Provide only the number of lines in the records where "Premium" appears.

Segment Open

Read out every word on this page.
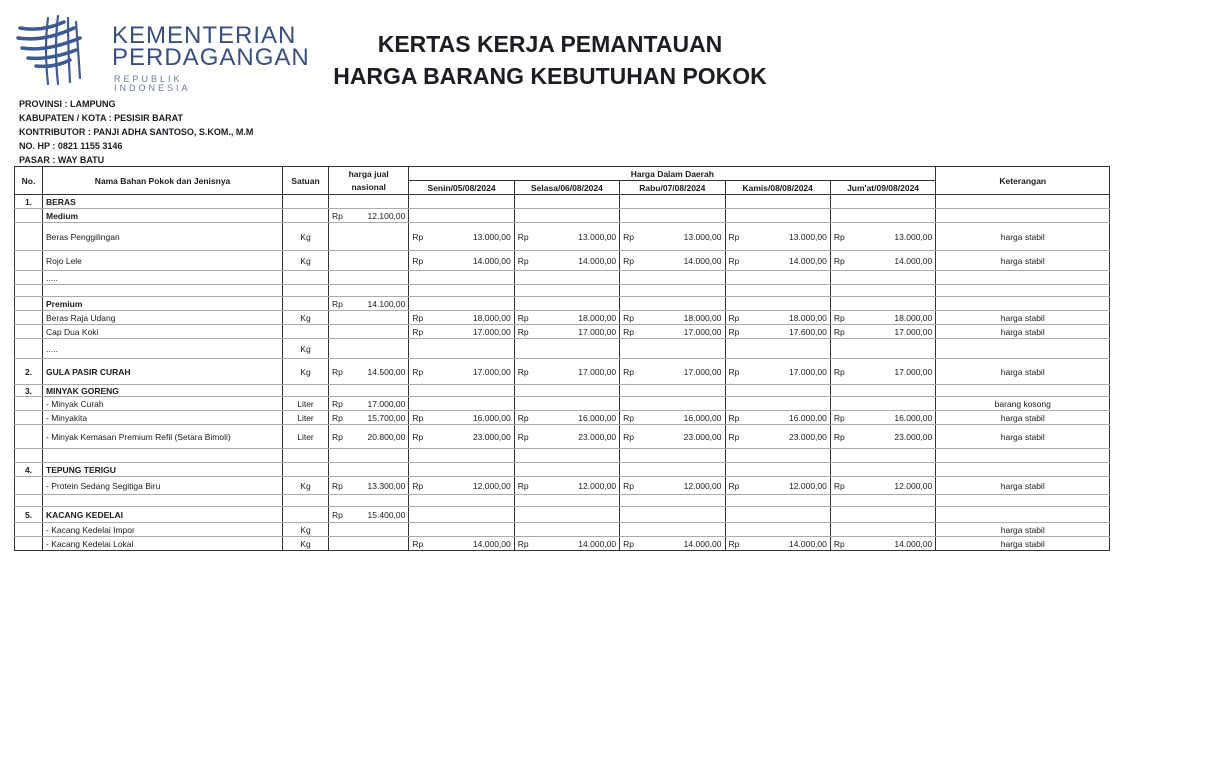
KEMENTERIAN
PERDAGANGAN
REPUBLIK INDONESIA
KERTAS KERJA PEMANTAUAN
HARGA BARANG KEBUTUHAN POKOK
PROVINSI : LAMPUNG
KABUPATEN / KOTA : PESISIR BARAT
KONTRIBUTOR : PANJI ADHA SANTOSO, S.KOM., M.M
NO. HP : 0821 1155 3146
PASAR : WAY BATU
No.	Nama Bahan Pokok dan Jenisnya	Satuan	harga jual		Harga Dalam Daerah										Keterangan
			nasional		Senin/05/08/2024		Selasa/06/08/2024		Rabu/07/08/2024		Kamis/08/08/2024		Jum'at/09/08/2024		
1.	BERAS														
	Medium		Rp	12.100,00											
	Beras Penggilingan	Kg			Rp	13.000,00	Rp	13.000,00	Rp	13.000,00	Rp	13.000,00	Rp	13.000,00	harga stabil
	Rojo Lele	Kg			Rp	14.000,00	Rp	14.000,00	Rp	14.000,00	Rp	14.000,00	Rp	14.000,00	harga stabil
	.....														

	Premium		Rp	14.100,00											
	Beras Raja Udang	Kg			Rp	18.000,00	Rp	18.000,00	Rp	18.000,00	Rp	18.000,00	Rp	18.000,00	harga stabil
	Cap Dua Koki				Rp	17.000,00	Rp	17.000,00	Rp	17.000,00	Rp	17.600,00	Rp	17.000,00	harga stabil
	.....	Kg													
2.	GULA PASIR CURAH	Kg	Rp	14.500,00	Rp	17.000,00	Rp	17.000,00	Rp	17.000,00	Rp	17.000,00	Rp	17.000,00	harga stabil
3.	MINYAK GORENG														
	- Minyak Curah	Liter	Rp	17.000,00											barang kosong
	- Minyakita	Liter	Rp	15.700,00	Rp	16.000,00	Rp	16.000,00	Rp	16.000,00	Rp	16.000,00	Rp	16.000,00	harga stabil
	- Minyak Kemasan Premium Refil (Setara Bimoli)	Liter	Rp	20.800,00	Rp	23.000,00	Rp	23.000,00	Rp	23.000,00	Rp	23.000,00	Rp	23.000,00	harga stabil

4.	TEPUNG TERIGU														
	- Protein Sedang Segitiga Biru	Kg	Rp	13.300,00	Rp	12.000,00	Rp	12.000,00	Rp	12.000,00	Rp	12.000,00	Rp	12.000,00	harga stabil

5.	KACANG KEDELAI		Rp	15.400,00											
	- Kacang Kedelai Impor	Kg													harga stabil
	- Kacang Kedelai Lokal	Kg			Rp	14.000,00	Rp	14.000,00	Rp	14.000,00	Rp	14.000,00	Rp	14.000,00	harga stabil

Segment Closed

OUTPUT FOR THIS EXERCISE: 2